◆ **Document segment**:
Sarah Judith Hofmann / egNovember 12, 2015

Iranian-German publisher Madjid Mohit has received a PEN Center award. Thanks to his tireless commitment to authors in exile, their works can be read. He too had to flee his country - but he never gave up literature.

https://p.dw.com/p/1H4NO
Madjid Mohit, Copyright: picture-alliance/dpa/I. Wagner
Image: picture-alliance/dpa/I. Wagner

Madjid Mohit left Tehran and landed at Frankfurt Airport with a fake passport. That was 25 years ago. He spent the three following years waiting in an asylum center without knowing if his asylum application would be approved or not. He also spent that period of time not knowing if he would ever be able to pursue his career again - the vocation which meant everything to him and led him to put everything on the line in Iran.

If you had asked him at the time what he wished to obtain from Germany, Mohit muses, he would have told you: "The only thing I hoped for was patience."

A quarter of a century later, Mohit is standing on the stage of the Staatstheater Darmstadt, just a half hour away from Frankfurt Airport. He's there to receive recognition for his achievements in the very profession he did not want to give up: publisher.

The president of the PEN Center Germany, Josef Haslinger, handed out the Hermann-Kesten Prize to Madjid Mohit on Wednesday (11.11.2015). The award of the writer's association PEN (the abbreviation stands for Poets, Essayists and Novelists), is endowed with a cash prize of 10,000 euros ($10,740). The award was named after a former president of honor of the PEN Center, Hermann Kesten (1900-1996), and has been granted since 1985 to honor the "special services of persecuted writers." The award is also sponsored by the Hessian Ministry for Science and Art. Previous winners include Günter Grass, Anna Politkovskaya und Liu Xiaobo.

This year's accolade went to Madjid Mohit for his outstanding work as a publisher in exile. He established his publishing company, Sujet, in 2008 in Bremen, the German city where he now lives. "Sujet" means "subject" in French and in Persian too. Mohit has a favorite subject as a publisher: freedom. It's not that all the books he publishes are about freedom, but without him these authors might have never been read.

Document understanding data
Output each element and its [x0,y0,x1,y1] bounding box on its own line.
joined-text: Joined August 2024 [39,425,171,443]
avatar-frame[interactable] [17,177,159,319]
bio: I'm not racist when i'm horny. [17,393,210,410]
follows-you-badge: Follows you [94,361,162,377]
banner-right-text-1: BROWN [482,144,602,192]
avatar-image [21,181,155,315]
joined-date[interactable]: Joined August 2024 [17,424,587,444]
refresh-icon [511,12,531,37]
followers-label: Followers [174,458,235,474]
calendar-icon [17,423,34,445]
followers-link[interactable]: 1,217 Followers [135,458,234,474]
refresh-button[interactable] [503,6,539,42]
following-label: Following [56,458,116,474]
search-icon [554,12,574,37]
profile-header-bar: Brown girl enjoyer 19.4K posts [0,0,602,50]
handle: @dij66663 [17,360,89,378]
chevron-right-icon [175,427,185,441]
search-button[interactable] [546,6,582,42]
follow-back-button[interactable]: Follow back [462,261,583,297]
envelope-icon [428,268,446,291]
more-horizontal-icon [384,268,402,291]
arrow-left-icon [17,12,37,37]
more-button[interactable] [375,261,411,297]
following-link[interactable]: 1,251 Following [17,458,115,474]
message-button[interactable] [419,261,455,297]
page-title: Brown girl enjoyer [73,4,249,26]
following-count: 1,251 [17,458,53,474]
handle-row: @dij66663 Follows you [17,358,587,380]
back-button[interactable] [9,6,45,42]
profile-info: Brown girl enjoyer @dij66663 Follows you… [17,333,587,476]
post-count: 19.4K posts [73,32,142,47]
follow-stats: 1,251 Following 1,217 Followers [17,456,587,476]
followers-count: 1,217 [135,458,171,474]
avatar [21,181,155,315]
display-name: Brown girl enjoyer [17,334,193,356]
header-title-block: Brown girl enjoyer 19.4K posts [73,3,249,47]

◆ **Exercise tasks**:
• 1. In the article on Madjid Mohit, rewrite the passage from "If you had asked" up to and including "give up: publisher.", replacing "patience" with "courage".
• 2. Answer these questions using the article on Madjid Mohit:
(a) In what year did Mohit establish his publishing company, Sujet?
(b) Who handed the Hermann-Kesten Prize to Mohit?
(c) How many years did Mohit spend waiting in an asylum center?
• 3. Can you write the next part of the article on Madjid Mohit, picking up after its final sentence?

◆ **Results for the exercise**:
• 1.
If you had asked him at the time what he wished to obtain from Germany, Mohit muses, he would have told you: "The only thing I hoped for was courage."

A quarter of a century later, Mohit is standing on the stage of the Staatstheater Darmstadt, just a half hour away from Frankfurt Airport. He's there to receive recognition for his achievements in the very profession he did not want to give up: publisher.

• 2.
(a) 2008
(b) Josef Haslinger, president of the PEN Center Germany
(c) Three years

• 3.
Madjid Mohit, Copyright: DW/S. Hofmann
Madjid Mohit: A commited publisher, poet and musicianImage: DW/S. Hofmann

Creating aerial roots

At the beginning, Sujet would publish mainly Iranian authors who were banned in their home country. "Aerial roots literature," is how Mohit calls these works from Iran. Many of the authors live like him in Germany, as they had to flee the censorship and repression in Iran since the 1979 Islamic Revolution.

Mohit remembers seeing 3,000 copies of the book "Hundred Years of Solitude" by Gabriel Garcia Márquez being destroyed when he was 18 years old. It is still one of his favorite books today.

These authors who have found a second home in Germany "enrich the local culture of the country," said the PEN Center.

The publishing company Sujet has also broadened its mission, as it now publishes Persian literature in German and German literature in Persian.

A large picture through literature

In a speech during the award ceremony, author Inge Buck explained that Mohid "comes from a family of publishers. His grandfather prepared the first Persian-German dictionary and his father, head of Mohit Puiblishing in Tehran, published it in 1958." Madjid Mohit is not just a publisher with a vision. He also writes poetry and music. He sings both in German and Persian, while playing the guitar.

People who are now coming to Germany from Syria, Eritra and other countries will also need to be patient, said Mohit in his acceptance speech. To give him courage when he arrived, he spent his time reading "Hundred Years of Solitude."

"Literature can teach us to break away from our own existence and to join the experiences of others, which are larger than our own," he added. "Through literature, you get to know humanity, because literature is nothing without humans."